__Requirement__
Return every entry exactly.

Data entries
______________________________

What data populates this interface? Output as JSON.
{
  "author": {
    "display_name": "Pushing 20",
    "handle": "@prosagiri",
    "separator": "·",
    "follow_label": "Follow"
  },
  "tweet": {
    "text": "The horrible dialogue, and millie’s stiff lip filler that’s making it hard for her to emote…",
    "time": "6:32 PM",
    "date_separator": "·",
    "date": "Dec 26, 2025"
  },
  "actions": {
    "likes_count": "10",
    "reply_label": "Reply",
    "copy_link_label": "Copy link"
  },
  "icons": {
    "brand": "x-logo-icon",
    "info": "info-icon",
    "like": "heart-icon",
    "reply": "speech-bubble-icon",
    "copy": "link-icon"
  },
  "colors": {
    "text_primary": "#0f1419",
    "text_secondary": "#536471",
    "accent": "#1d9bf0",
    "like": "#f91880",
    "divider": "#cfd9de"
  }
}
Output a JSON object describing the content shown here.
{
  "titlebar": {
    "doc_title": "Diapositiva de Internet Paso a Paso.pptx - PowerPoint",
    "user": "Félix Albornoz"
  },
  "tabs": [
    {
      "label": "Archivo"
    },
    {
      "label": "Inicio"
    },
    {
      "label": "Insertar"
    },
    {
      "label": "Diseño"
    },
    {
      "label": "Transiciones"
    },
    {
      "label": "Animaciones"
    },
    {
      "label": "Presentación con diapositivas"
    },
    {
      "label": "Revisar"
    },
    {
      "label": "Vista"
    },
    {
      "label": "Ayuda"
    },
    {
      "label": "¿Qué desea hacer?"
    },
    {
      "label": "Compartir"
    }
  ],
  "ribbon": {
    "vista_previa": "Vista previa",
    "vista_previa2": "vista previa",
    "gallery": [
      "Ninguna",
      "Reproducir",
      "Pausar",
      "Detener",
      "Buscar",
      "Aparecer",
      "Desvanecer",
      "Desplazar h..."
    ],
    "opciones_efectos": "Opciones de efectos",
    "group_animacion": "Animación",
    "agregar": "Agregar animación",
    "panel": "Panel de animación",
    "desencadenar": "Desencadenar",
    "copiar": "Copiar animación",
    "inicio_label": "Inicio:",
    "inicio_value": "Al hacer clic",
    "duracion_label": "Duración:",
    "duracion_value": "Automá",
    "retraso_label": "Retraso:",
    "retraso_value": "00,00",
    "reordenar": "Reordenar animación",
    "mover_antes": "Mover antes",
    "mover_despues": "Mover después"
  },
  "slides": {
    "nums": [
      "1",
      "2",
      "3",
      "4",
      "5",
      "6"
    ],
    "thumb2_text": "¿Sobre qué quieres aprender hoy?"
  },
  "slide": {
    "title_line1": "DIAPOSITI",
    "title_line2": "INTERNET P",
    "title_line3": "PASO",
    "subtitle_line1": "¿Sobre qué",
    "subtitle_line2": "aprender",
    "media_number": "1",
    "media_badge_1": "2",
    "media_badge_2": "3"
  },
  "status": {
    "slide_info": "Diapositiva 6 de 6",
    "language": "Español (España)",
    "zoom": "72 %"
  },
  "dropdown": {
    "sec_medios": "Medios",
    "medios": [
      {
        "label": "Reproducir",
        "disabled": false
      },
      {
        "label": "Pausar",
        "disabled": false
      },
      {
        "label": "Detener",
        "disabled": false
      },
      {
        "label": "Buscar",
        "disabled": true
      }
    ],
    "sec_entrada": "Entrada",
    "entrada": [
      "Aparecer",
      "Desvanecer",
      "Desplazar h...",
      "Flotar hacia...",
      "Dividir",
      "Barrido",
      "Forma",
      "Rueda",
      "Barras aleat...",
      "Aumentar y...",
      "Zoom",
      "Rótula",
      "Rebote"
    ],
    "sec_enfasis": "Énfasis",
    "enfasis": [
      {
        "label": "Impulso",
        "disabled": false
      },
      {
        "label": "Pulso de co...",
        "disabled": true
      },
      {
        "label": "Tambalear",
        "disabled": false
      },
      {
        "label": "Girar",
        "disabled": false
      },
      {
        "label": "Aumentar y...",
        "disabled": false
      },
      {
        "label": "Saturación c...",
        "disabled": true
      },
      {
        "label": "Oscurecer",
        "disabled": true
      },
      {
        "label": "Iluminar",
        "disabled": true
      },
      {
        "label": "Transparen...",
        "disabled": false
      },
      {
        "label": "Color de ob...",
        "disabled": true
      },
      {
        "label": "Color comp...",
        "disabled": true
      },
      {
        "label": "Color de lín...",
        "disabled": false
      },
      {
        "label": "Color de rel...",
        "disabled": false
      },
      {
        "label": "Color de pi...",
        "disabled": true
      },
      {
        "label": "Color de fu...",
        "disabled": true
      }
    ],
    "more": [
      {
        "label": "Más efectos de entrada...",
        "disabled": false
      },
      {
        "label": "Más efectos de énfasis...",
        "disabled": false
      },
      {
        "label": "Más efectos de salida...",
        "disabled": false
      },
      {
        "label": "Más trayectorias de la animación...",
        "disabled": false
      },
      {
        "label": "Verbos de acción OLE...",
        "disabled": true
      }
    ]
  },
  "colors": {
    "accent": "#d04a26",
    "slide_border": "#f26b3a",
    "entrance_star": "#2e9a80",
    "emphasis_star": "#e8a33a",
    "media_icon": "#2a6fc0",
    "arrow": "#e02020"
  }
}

______________________________

__Exercise response__
What data populates this interface? Output as JSON.
{
  "author": {
    "display_name": "Pushing 20",
    "handle": "@prosagiri",
    "separator": "·",
    "follow_label": "Follow"
  },
  "tweet": {
    "text": "The horrible dialogue, and millie’s stiff lip filler that’s making it hard for her to emote…",
    "time": "6:32 PM",
    "date_separator": "·",
    "date": "Dec 26, 2025"
  },
  "actions": {
    "likes_count": "10",
    "reply_label": "Reply",
    "copy_link_label": "Copy link"
  },
  "icons": {
    "brand": "x-logo-icon",
    "info": "info-icon",
    "like": "heart-icon",
    "reply": "speech-bubble-icon",
    "copy": "link-icon"
  },
  "colors": {
    "text_primary": "#0f1419",
    "text_secondary": "#536471",
    "accent": "#1d9bf0",
    "like": "#f91880",
    "divider": "#cfd9de"
  }
}
Output a JSON object describing the content shown here.
{
  "titlebar": {
    "doc_title": "Diapositiva de Internet Paso a Paso.pptx - PowerPoint",
    "user": "Félix Albornoz"
  },
  "tabs": [
    {
      "label": "Archivo"
    },
    {
      "label": "Inicio"
    },
    {
      "label": "Insertar"
    },
    {
      "label": "Diseño"
    },
    {
      "label": "Transiciones"
    },
    {
      "label": "Animaciones"
    },
    {
      "label": "Presentación con diapositivas"
    },
    {
      "label": "Revisar"
    },
    {
      "label": "Vista"
    },
    {
      "label": "Ayuda"
    },
    {
      "label": "¿Qué desea hacer?"
    },
    {
      "label": "Compartir"
    }
  ],
  "ribbon": {
    "vista_previa": "Vista previa",
    "vista_previa2": "vista previa",
    "gallery": [
      "Ninguna",
      "Reproducir",
      "Pausar",
      "Detener",
      "Buscar",
      "Aparecer",
      "Desvanecer",
      "Desplazar h..."
    ],
    "opciones_efectos": "Opciones de efectos",
    "group_animacion": "Animación",
    "agregar": "Agregar animación",
    "panel": "Panel de animación",
    "desencadenar": "Desencadenar",
    "copiar": "Copiar animación",
    "inicio_label": "Inicio:",
    "inicio_value": "Al hacer clic",
    "duracion_label": "Duración:",
    "duracion_value": "Automá",
    "retraso_label": "Retraso:",
    "retraso_value": "00,00",
    "reordenar": "Reordenar animación",
    "mover_antes": "Mover antes",
    "mover_despues": "Mover después"
  },
  "slides": {
    "nums": [
      "1",
      "2",
      "3",
      "4",
      "5",
      "6"
    ],
    "thumb2_text": "¿Sobre qué quieres aprender hoy?"
  },
  "slide": {
    "title_line1": "DIAPOSITI",
    "title_line2": "INTERNET P",
    "title_line3": "PASO",
    "subtitle_line1": "¿Sobre qué",
    "subtitle_line2": "aprender",
    "media_number": "1",
    "media_badge_1": "2",
    "media_badge_2": "3"
  },
  "status": {
    "slide_info": "Diapositiva 6 de 6",
    "language": "Español (España)",
    "zoom": "72 %"
  },
  "dropdown": {
    "sec_medios": "Medios",
    "medios": [
      {
        "label": "Reproducir",
        "disabled": false
      },
      {
        "label": "Pausar",
        "disabled": false
      },
      {
        "label": "Detener",
        "disabled": false
      },
      {
        "label": "Buscar",
        "disabled": true
      }
    ],
    "sec_entrada": "Entrada",
    "entrada": [
      "Aparecer",
      "Desvanecer",
      "Desplazar h...",
      "Flotar hacia...",
      "Dividir",
      "Barrido",
      "Forma",
      "Rueda",
      "Barras aleat...",
      "Aumentar y...",
      "Zoom",
      "Rótula",
      "Rebote"
    ],
    "sec_enfasis": "Énfasis",
    "enfasis": [
      {
        "label": "Impulso",
        "disabled": false
      },
      {
        "label": "Pulso de co...",
        "disabled": true
      },
      {
        "label": "Tambalear",
        "disabled": false
      },
      {
        "label": "Girar",
        "disabled": false
      },
      {
        "label": "Aumentar y...",
        "disabled": false
      },
      {
        "label": "Saturación c...",
        "disabled": true
      },
      {
        "label": "Oscurecer",
        "disabled": true
      },
      {
        "label": "Iluminar",
        "disabled": true
      },
      {
        "label": "Transparen...",
        "disabled": false
      },
      {
        "label": "Color de ob...",
        "disabled": true
      },
      {
        "label": "Color comp...",
        "disabled": true
      },
      {
        "label": "Color de lín...",
        "disabled": false
      },
      {
        "label": "Color de rel...",
        "disabled": false
      },
      {
        "label": "Color de pi...",
        "disabled": true
      },
      {
        "label": "Color de fu...",
        "disabled": true
      }
    ],
    "more": [
      {
        "label": "Más efectos de entrada...",
        "disabled": false
      },
      {
        "label": "Más efectos de énfasis...",
        "disabled": false
      },
      {
        "label": "Más efectos de salida...",
        "disabled": false
      },
      {
        "label": "Más trayectorias de la animación...",
        "disabled": false
      },
      {
        "label": "Verbos de acción OLE...",
        "disabled": true
      }
    ]
  },
  "colors": {
    "accent": "#d04a26",
    "slide_border": "#f26b3a",
    "entrance_star": "#2e9a80",
    "emphasis_star": "#e8a33a",
    "media_icon": "#2a6fc0",
    "arrow": "#e02020"
  }
}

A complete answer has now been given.